- The problem -
Without the pictures, print each of the records below exactly as it appears.

- Given data -

——————————

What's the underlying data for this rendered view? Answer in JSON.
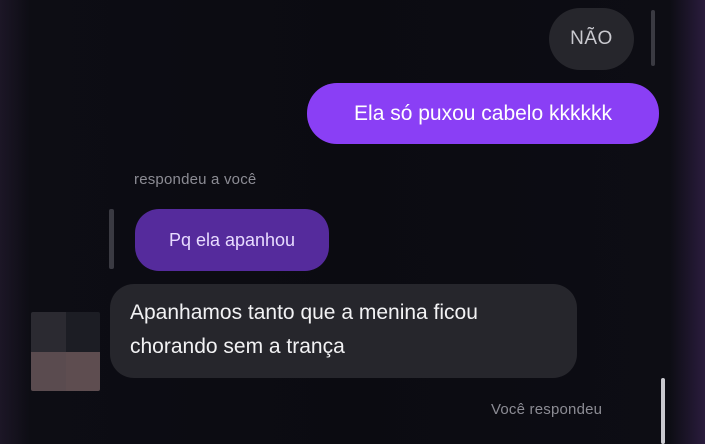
{
  "messages": {
    "received_short": "NÃO",
    "sent": "Ela só puxou cabelo kkkkkk",
    "reply_caption": "respondeu a você",
    "quoted": "Pq ela apanhou",
    "received_long_line1": "Apanhamos tanto que a menina ficou",
    "received_long_line2": "chorando sem a trança",
    "footer_status": "Você respondeu"
  },
  "colors": {
    "sent_bubble": "#8a3ff5",
    "quoted_bubble": "#552b9c",
    "received_bubble": "#26262c",
    "background": "#0b0b11",
    "caption_text": "#8c8c94"
  },
  "icons": {
    "avatar": "blurred-avatar-icon"
  }
}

——————————

- Result below -
What's the underlying data for this rendered view? Answer in JSON.
{
  "messages": {
    "received_short": "NÃO",
    "sent": "Ela só puxou cabelo kkkkkk",
    "reply_caption": "respondeu a você",
    "quoted": "Pq ela apanhou",
    "received_long_line1": "Apanhamos tanto que a menina ficou",
    "received_long_line2": "chorando sem a trança",
    "footer_status": "Você respondeu"
  },
  "colors": {
    "sent_bubble": "#8a3ff5",
    "quoted_bubble": "#552b9c",
    "received_bubble": "#26262c",
    "background": "#0b0b11",
    "caption_text": "#8c8c94"
  },
  "icons": {
    "avatar": "blurred-avatar-icon"
  }
}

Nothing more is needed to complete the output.